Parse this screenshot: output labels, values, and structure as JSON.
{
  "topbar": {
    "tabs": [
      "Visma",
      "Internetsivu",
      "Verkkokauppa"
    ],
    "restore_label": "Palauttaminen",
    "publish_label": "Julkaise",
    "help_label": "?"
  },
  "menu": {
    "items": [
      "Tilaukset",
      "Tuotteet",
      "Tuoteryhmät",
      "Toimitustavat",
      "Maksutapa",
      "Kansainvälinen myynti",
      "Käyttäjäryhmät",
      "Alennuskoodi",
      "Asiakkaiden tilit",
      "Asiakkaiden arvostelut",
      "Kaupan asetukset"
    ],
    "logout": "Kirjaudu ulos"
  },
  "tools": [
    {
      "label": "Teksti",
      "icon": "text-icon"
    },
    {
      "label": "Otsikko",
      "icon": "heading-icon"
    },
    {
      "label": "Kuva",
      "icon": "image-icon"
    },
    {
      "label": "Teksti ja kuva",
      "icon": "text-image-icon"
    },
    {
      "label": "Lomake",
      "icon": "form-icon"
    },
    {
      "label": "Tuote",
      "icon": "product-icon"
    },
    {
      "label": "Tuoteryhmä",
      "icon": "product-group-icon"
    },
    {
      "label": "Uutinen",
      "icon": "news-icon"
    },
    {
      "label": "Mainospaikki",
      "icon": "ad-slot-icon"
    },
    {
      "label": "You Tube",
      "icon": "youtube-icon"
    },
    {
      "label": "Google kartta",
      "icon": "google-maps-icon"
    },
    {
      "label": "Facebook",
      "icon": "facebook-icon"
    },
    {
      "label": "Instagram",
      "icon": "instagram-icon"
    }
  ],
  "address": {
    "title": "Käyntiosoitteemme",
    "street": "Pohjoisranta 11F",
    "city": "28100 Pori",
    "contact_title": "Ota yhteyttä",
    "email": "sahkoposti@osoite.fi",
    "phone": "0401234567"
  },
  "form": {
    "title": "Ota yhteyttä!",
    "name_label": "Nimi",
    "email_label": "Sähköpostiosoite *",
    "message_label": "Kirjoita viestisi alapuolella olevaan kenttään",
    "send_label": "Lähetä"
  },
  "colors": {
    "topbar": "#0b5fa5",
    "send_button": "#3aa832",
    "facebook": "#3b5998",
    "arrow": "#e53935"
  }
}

* _The request_:
Type the material above out again, exactly.

* _Worked answer_:
Parse this screenshot: output labels, values, and structure as JSON.
{
  "topbar": {
    "tabs": [
      "Visma",
      "Internetsivu",
      "Verkkokauppa"
    ],
    "restore_label": "Palauttaminen",
    "publish_label": "Julkaise",
    "help_label": "?"
  },
  "menu": {
    "items": [
      "Tilaukset",
      "Tuotteet",
      "Tuoteryhmät",
      "Toimitustavat",
      "Maksutapa",
      "Kansainvälinen myynti",
      "Käyttäjäryhmät",
      "Alennuskoodi",
      "Asiakkaiden tilit",
      "Asiakkaiden arvostelut",
      "Kaupan asetukset"
    ],
    "logout": "Kirjaudu ulos"
  },
  "tools": [
    {
      "label": "Teksti",
      "icon": "text-icon"
    },
    {
      "label": "Otsikko",
      "icon": "heading-icon"
    },
    {
      "label": "Kuva",
      "icon": "image-icon"
    },
    {
      "label": "Teksti ja kuva",
      "icon": "text-image-icon"
    },
    {
      "label": "Lomake",
      "icon": "form-icon"
    },
    {
      "label": "Tuote",
      "icon": "product-icon"
    },
    {
      "label": "Tuoteryhmä",
      "icon": "product-group-icon"
    },
    {
      "label": "Uutinen",
      "icon": "news-icon"
    },
    {
      "label": "Mainospaikki",
      "icon": "ad-slot-icon"
    },
    {
      "label": "You Tube",
      "icon": "youtube-icon"
    },
    {
      "label": "Google kartta",
      "icon": "google-maps-icon"
    },
    {
      "label": "Facebook",
      "icon": "facebook-icon"
    },
    {
      "label": "Instagram",
      "icon": "instagram-icon"
    }
  ],
  "address": {
    "title": "Käyntiosoitteemme",
    "street": "Pohjoisranta 11F",
    "city": "28100 Pori",
    "contact_title": "Ota yhteyttä",
    "email": "sahkoposti@osoite.fi",
    "phone": "0401234567"
  },
  "form": {
    "title": "Ota yhteyttä!",
    "name_label": "Nimi",
    "email_label": "Sähköpostiosoite *",
    "message_label": "Kirjoita viestisi alapuolella olevaan kenttään",
    "send_label": "Lähetä"
  },
  "colors": {
    "topbar": "#0b5fa5",
    "send_button": "#3aa832",
    "facebook": "#3b5998",
    "arrow": "#e53935"
  }
}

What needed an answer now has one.